# Records to use:
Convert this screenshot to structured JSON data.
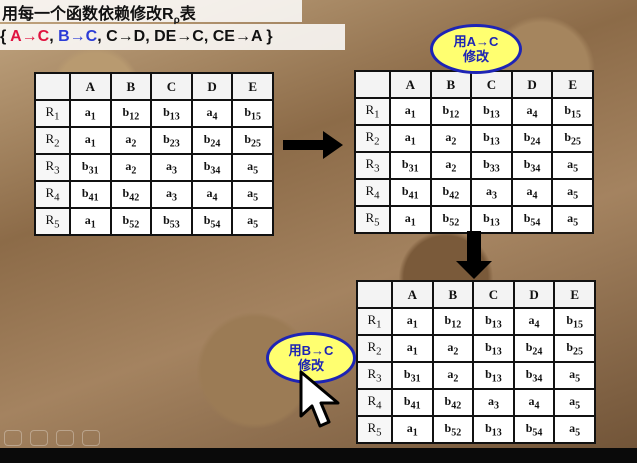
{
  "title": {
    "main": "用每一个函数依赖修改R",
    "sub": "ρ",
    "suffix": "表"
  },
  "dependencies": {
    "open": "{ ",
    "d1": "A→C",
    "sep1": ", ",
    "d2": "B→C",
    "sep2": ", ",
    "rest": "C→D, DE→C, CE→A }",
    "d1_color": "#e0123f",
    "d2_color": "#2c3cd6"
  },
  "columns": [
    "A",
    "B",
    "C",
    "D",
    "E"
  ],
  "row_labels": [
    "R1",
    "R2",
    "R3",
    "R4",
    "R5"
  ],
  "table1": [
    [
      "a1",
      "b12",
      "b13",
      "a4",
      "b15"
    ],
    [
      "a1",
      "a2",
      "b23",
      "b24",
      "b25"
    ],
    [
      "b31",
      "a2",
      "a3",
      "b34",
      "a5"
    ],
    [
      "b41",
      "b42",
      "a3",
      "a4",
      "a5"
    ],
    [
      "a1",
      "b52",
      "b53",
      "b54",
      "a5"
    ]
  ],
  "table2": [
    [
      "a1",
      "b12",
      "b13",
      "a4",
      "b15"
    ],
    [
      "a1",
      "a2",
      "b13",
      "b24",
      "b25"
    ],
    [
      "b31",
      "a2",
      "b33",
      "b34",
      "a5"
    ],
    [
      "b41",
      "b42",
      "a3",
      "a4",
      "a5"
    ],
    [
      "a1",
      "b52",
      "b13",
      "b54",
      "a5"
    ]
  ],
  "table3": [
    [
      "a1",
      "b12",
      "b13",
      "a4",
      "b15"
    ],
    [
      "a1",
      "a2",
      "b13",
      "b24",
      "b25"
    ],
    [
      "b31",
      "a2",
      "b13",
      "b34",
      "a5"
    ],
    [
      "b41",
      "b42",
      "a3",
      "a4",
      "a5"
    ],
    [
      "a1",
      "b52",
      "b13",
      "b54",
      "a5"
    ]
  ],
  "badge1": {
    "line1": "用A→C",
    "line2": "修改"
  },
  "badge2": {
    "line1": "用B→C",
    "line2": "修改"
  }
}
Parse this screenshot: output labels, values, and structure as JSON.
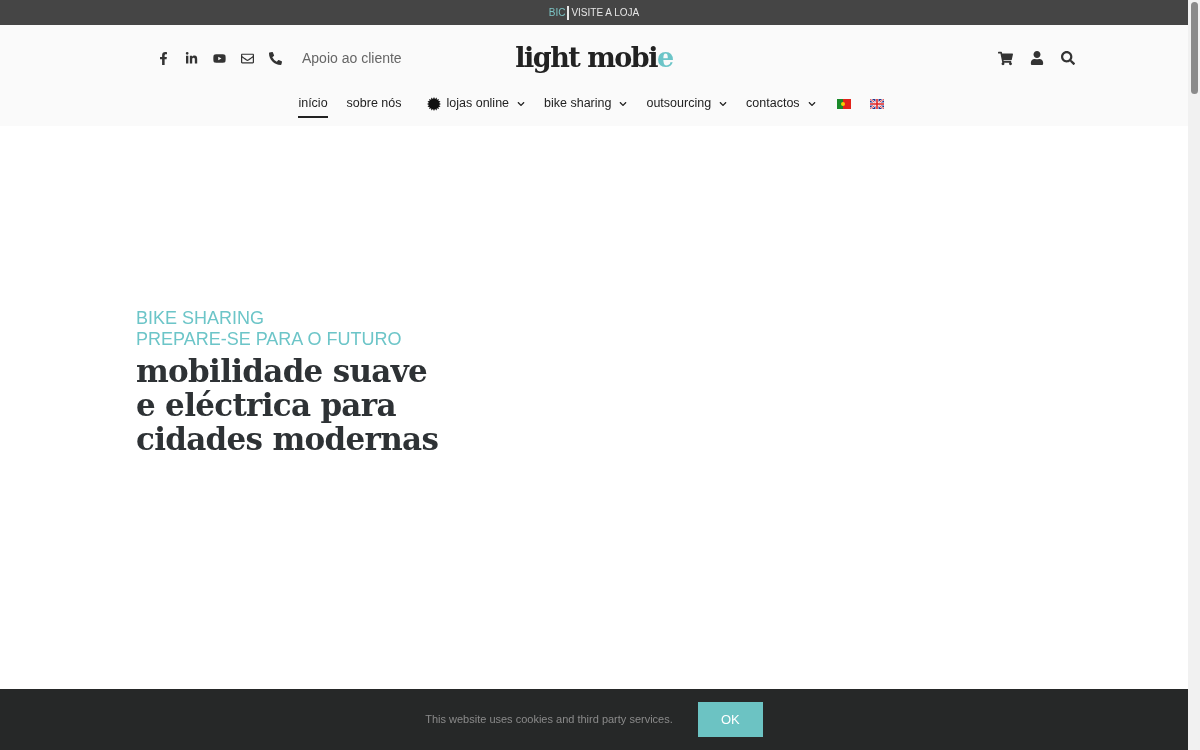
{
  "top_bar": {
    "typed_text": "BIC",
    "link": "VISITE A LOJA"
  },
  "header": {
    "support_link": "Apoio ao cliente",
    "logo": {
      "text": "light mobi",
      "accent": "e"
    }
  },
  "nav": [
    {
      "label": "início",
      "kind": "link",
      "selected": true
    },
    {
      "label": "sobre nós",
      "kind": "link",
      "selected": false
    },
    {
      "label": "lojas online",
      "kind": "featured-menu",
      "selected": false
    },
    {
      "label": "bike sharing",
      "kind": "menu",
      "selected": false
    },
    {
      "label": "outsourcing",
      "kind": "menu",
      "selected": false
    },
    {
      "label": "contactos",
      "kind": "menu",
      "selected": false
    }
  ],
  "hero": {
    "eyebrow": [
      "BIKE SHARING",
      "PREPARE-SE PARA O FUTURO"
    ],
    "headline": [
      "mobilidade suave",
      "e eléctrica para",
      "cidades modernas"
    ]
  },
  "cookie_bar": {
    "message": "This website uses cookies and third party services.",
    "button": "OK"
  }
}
--
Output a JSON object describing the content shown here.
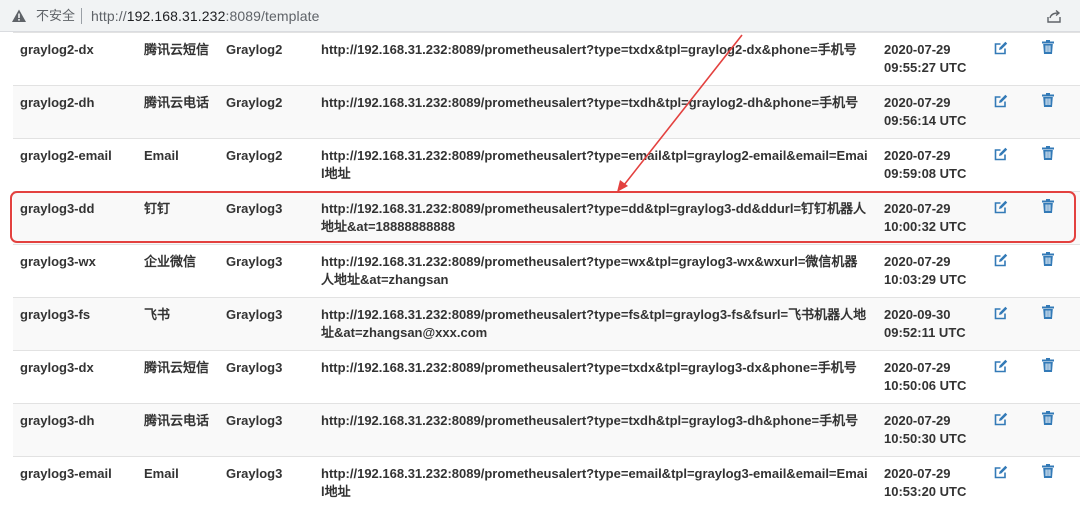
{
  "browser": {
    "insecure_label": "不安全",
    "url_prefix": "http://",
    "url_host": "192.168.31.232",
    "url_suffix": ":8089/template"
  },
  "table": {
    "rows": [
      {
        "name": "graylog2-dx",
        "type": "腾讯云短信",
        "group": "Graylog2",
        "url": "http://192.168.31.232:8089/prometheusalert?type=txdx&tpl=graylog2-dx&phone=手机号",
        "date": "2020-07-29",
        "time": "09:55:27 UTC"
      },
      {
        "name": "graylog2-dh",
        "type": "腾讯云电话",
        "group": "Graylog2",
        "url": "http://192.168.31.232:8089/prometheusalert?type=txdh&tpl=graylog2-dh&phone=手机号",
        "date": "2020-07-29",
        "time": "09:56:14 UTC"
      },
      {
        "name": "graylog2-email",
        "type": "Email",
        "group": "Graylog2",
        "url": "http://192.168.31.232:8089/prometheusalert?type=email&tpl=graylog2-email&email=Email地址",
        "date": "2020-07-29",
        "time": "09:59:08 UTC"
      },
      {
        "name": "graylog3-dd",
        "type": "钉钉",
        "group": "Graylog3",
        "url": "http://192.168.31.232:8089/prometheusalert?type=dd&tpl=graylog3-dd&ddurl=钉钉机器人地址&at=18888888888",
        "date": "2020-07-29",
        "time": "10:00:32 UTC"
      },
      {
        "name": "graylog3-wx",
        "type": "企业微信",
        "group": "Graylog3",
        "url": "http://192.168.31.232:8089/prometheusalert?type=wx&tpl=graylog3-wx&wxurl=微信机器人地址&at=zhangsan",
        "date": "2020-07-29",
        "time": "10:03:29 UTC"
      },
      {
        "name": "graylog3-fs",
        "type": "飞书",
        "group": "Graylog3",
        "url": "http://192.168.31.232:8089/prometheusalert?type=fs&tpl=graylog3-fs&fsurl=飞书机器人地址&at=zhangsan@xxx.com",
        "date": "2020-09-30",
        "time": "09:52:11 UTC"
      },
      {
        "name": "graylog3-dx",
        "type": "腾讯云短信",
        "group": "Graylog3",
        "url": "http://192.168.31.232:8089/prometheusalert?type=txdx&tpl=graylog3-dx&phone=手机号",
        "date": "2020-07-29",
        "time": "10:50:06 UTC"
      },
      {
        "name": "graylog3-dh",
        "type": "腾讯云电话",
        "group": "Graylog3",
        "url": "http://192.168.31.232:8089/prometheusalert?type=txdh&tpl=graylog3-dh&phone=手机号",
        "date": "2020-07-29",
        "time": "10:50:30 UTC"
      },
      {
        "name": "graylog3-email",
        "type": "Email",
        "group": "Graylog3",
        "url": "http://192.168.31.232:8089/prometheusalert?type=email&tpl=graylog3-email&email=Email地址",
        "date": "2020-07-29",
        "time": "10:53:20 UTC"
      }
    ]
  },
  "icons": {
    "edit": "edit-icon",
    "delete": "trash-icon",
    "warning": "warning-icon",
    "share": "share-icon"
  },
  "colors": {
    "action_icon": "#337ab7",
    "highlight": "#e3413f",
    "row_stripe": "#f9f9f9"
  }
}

# Task details:
Check each line above for the word "Email地址", and copy the lines where it appears.

# Full response:
        "url": "http://192.168.31.232:8089/prometheusalert?type=email&tpl=graylog2-email&email=Email地址",
        "url": "http://192.168.31.232:8089/prometheusalert?type=email&tpl=graylog3-email&email=Email地址",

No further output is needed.